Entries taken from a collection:
++++++
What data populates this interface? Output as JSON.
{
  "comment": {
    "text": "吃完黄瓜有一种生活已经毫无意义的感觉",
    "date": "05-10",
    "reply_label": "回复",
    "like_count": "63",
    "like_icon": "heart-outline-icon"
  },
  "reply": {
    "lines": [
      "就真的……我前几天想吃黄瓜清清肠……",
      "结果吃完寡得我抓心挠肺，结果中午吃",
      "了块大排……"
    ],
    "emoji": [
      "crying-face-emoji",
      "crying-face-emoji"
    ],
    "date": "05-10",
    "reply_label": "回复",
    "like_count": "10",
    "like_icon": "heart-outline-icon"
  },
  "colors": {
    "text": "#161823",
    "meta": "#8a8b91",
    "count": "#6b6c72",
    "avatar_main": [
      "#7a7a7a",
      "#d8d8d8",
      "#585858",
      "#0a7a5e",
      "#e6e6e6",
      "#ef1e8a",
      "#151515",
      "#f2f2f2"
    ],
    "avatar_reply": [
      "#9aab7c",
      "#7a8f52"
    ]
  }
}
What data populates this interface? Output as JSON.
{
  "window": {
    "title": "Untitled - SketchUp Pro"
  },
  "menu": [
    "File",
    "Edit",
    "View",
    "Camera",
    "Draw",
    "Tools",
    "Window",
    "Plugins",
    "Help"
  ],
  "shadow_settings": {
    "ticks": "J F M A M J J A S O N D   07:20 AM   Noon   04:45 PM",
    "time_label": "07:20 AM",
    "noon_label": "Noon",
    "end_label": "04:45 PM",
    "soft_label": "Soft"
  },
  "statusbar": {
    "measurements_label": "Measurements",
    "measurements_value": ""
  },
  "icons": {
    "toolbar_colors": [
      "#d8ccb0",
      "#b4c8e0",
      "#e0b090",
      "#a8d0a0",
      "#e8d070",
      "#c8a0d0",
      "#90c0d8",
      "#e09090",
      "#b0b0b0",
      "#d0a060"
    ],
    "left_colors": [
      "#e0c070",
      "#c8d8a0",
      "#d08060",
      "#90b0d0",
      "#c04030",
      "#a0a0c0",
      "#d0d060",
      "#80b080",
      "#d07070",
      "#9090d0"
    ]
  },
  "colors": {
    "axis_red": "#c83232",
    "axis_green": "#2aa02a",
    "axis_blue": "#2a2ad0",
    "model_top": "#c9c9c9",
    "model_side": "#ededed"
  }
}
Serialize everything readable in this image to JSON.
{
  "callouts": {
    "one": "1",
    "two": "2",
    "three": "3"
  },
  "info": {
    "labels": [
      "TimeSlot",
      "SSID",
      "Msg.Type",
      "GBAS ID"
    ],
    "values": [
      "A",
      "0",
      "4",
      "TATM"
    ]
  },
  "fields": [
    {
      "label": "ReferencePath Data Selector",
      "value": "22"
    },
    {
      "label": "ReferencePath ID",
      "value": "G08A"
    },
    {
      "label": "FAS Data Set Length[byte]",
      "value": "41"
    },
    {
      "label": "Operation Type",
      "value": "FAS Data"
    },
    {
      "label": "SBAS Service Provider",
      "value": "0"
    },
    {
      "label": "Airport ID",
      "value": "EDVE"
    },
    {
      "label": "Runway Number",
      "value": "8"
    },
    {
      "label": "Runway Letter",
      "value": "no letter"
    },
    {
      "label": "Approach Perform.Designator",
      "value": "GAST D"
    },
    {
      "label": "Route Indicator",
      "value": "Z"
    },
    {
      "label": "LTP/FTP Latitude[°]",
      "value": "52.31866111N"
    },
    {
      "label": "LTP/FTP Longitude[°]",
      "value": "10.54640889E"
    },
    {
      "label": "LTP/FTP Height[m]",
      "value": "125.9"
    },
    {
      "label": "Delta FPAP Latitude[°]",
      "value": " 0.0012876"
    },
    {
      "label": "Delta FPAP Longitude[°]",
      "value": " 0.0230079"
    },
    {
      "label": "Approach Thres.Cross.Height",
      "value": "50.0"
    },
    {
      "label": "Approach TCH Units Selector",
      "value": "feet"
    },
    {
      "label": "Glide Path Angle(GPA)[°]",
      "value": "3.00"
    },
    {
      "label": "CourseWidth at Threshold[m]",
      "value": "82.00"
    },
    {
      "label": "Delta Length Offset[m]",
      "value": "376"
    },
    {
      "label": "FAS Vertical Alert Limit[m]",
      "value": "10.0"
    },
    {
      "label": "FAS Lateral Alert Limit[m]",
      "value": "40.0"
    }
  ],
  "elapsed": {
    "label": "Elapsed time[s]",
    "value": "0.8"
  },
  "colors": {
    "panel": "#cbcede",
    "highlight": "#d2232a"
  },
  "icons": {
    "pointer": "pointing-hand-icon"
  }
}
++++++
● Goal: Scan the listing above for the word "Longitude" and show each line where it is found.

● Answer:
      "label": "LTP/FTP Longitude[°]",
      "label": "Delta FPAP Longitude[°]",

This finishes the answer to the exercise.